Extracted records:
::::
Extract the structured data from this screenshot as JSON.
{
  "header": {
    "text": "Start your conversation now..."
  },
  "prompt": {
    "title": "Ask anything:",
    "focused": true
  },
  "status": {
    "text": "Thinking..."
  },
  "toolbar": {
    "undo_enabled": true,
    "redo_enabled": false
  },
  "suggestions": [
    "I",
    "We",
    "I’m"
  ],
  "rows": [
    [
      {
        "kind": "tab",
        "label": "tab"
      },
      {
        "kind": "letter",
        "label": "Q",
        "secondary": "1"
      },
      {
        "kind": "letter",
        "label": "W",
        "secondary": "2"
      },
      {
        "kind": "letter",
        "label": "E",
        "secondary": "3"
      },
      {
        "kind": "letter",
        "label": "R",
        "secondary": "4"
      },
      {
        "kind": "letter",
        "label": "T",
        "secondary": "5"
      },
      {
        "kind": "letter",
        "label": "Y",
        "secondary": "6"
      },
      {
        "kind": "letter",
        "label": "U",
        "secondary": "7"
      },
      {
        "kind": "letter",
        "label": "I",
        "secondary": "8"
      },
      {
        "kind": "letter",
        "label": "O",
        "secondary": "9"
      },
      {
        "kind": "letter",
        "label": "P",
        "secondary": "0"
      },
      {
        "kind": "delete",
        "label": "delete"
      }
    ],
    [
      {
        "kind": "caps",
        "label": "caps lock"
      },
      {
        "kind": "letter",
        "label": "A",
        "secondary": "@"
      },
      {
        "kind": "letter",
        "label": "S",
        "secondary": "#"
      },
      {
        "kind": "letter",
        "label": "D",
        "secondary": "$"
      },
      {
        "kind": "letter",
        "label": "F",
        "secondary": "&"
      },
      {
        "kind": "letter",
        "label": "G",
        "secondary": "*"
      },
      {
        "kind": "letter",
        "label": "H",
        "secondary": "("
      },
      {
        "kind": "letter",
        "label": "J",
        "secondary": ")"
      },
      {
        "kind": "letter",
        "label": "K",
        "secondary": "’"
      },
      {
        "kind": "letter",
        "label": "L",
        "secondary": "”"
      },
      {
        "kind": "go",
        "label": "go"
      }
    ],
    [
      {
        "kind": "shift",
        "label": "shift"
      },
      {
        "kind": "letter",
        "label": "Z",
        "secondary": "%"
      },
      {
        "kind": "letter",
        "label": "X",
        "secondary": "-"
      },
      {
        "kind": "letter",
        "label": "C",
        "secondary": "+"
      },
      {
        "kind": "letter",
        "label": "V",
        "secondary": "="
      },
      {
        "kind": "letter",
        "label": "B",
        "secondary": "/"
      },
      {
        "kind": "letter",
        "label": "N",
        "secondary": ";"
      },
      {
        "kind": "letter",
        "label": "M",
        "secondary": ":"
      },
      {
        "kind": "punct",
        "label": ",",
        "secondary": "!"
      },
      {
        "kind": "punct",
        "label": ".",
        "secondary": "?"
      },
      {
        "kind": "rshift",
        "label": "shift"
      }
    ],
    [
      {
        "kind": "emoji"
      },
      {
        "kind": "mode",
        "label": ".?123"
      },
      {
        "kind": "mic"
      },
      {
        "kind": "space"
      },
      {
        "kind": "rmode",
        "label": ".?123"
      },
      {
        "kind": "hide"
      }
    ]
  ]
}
::::
▶ [What to do] Return each line of the records above exactly as it reads.

▶ [Final result]
Extract the structured data from this screenshot as JSON.
{
  "header": {
    "text": "Start your conversation now..."
  },
  "prompt": {
    "title": "Ask anything:",
    "focused": true
  },
  "status": {
    "text": "Thinking..."
  },
  "toolbar": {
    "undo_enabled": true,
    "redo_enabled": false
  },
  "suggestions": [
    "I",
    "We",
    "I’m"
  ],
  "rows": [
    [
      {
        "kind": "tab",
        "label": "tab"
      },
      {
        "kind": "letter",
        "label": "Q",
        "secondary": "1"
      },
      {
        "kind": "letter",
        "label": "W",
        "secondary": "2"
      },
      {
        "kind": "letter",
        "label": "E",
        "secondary": "3"
      },
      {
        "kind": "letter",
        "label": "R",
        "secondary": "4"
      },
      {
        "kind": "letter",
        "label": "T",
        "secondary": "5"
      },
      {
        "kind": "letter",
        "label": "Y",
        "secondary": "6"
      },
      {
        "kind": "letter",
        "label": "U",
        "secondary": "7"
      },
      {
        "kind": "letter",
        "label": "I",
        "secondary": "8"
      },
      {
        "kind": "letter",
        "label": "O",
        "secondary": "9"
      },
      {
        "kind": "letter",
        "label": "P",
        "secondary": "0"
      },
      {
        "kind": "delete",
        "label": "delete"
      }
    ],
    [
      {
        "kind": "caps",
        "label": "caps lock"
      },
      {
        "kind": "letter",
        "label": "A",
        "secondary": "@"
      },
      {
        "kind": "letter",
        "label": "S",
        "secondary": "#"
      },
      {
        "kind": "letter",
        "label": "D",
        "secondary": "$"
      },
      {
        "kind": "letter",
        "label": "F",
        "secondary": "&"
      },
      {
        "kind": "letter",
        "label": "G",
        "secondary": "*"
      },
      {
        "kind": "letter",
        "label": "H",
        "secondary": "("
      },
      {
        "kind": "letter",
        "label": "J",
        "secondary": ")"
      },
      {
        "kind": "letter",
        "label": "K",
        "secondary": "’"
      },
      {
        "kind": "letter",
        "label": "L",
        "secondary": "”"
      },
      {
        "kind": "go",
        "label": "go"
      }
    ],
    [
      {
        "kind": "shift",
        "label": "shift"
      },
      {
        "kind": "letter",
        "label": "Z",
        "secondary": "%"
      },
      {
        "kind": "letter",
        "label": "X",
        "secondary": "-"
      },
      {
        "kind": "letter",
        "label": "C",
        "secondary": "+"
      },
      {
        "kind": "letter",
        "label": "V",
        "secondary": "="
      },
      {
        "kind": "letter",
        "label": "B",
        "secondary": "/"
      },
      {
        "kind": "letter",
        "label": "N",
        "secondary": ";"
      },
      {
        "kind": "letter",
        "label": "M",
        "secondary": ":"
      },
      {
        "kind": "punct",
        "label": ",",
        "secondary": "!"
      },
      {
        "kind": "punct",
        "label": ".",
        "secondary": "?"
      },
      {
        "kind": "rshift",
        "label": "shift"
      }
    ],
    [
      {
        "kind": "emoji"
      },
      {
        "kind": "mode",
        "label": ".?123"
      },
      {
        "kind": "mic"
      },
      {
        "kind": "space"
      },
      {
        "kind": "rmode",
        "label": ".?123"
      },
      {
        "kind": "hide"
      }
    ]
  ]
}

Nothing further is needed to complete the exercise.